Give the data below again exactly as written, without its pictures.
::: Data supplied
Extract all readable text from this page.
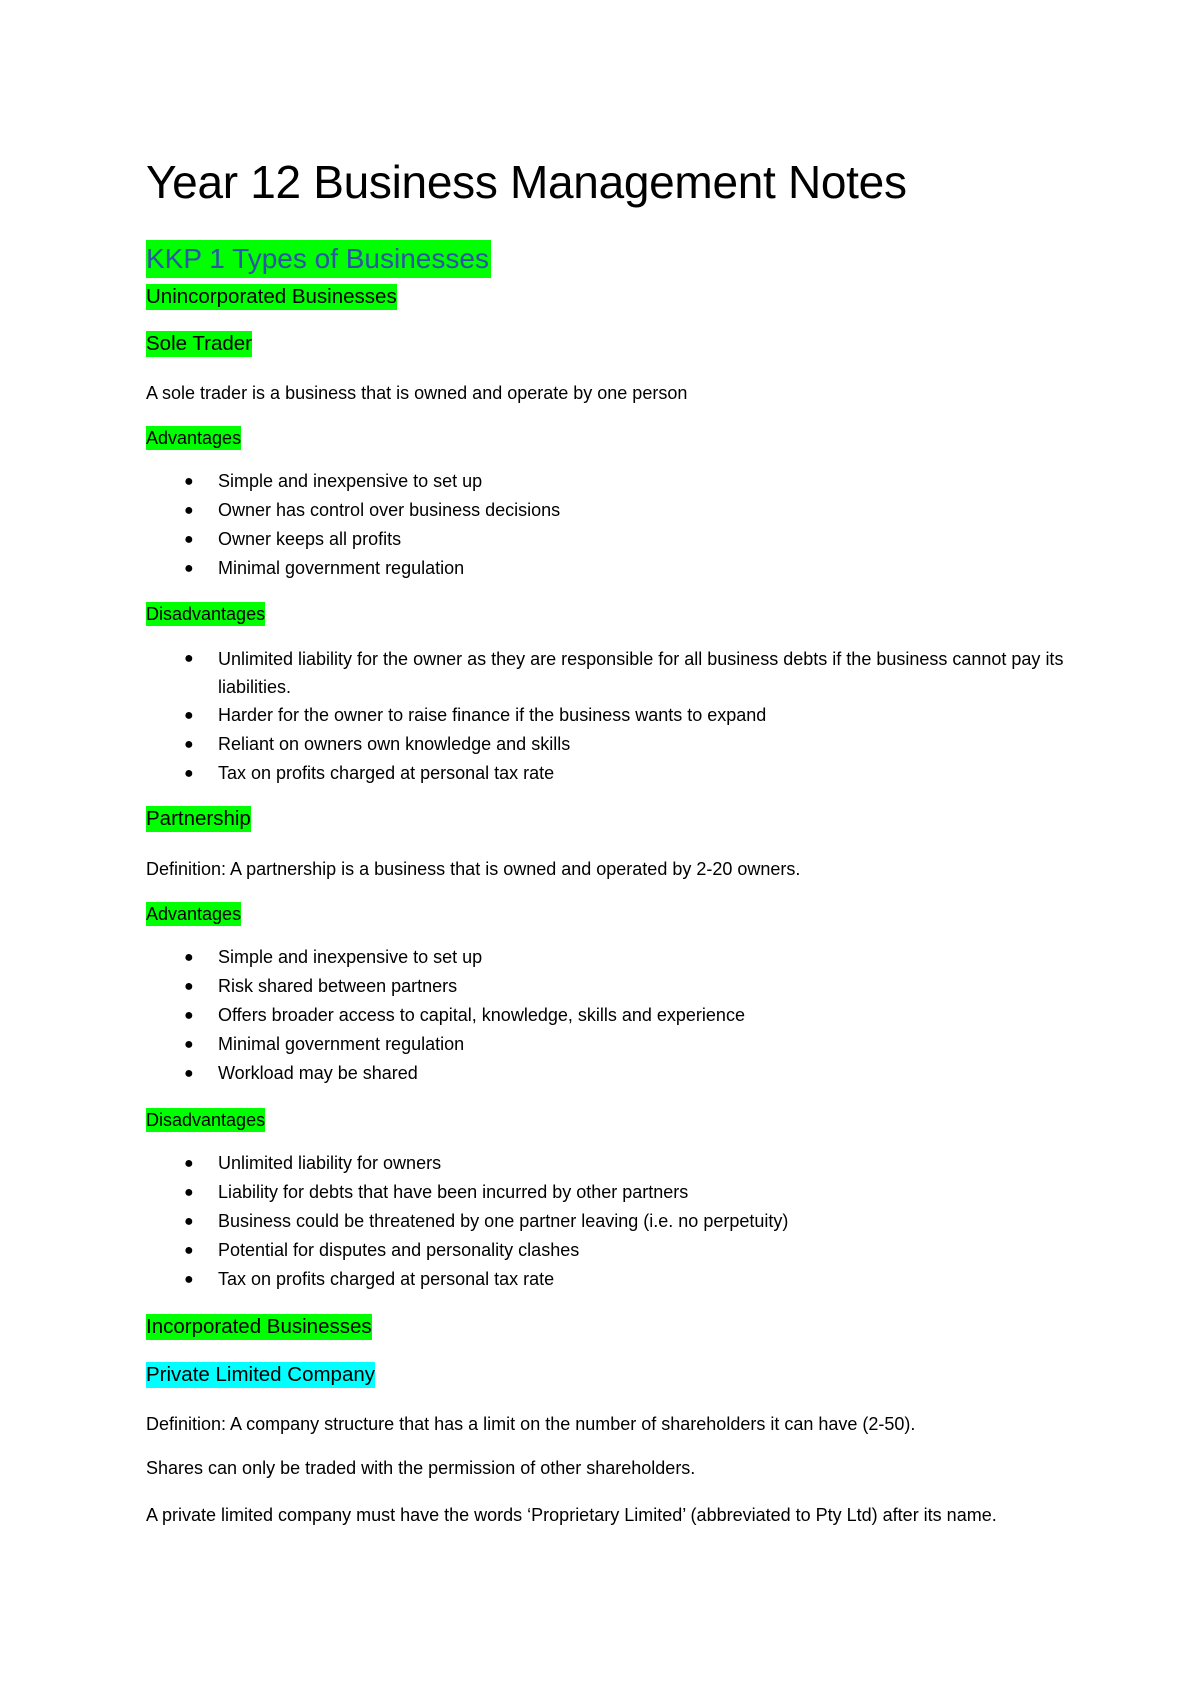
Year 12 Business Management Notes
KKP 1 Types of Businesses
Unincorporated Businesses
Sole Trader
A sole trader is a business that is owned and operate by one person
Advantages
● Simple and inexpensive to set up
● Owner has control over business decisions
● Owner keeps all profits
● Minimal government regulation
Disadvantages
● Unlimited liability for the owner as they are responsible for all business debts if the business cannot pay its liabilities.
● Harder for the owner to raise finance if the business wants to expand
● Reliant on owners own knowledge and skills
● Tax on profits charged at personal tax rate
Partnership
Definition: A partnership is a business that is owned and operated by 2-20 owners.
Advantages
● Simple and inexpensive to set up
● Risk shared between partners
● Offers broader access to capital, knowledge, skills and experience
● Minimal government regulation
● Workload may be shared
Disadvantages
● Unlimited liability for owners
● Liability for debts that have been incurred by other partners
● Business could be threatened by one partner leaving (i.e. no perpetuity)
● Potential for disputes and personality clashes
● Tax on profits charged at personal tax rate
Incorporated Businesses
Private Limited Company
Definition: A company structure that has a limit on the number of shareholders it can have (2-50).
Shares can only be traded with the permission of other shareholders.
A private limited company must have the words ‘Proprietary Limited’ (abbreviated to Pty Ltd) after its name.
::::::
§ Answer to the task:
Extract all readable text from this page.
Year 12 Business Management Notes
KKP 1 Types of Businesses
Unincorporated Businesses
Sole Trader
A sole trader is a business that is owned and operate by one person
Advantages
● Simple and inexpensive to set up
● Owner has control over business decisions
● Owner keeps all profits
● Minimal government regulation
Disadvantages
● Unlimited liability for the owner as they are responsible for all business debts if the business cannot pay its liabilities.
● Harder for the owner to raise finance if the business wants to expand
● Reliant on owners own knowledge and skills
● Tax on profits charged at personal tax rate
Partnership
Definition: A partnership is a business that is owned and operated by 2-20 owners.
Advantages
● Simple and inexpensive to set up
● Risk shared between partners
● Offers broader access to capital, knowledge, skills and experience
● Minimal government regulation
● Workload may be shared
Disadvantages
● Unlimited liability for owners
● Liability for debts that have been incurred by other partners
● Business could be threatened by one partner leaving (i.e. no perpetuity)
● Potential for disputes and personality clashes
● Tax on profits charged at personal tax rate
Incorporated Businesses
Private Limited Company
Definition: A company structure that has a limit on the number of shareholders it can have (2-50).
Shares can only be traded with the permission of other shareholders.
A private limited company must have the words ‘Proprietary Limited’ (abbreviated to Pty Ltd) after its name.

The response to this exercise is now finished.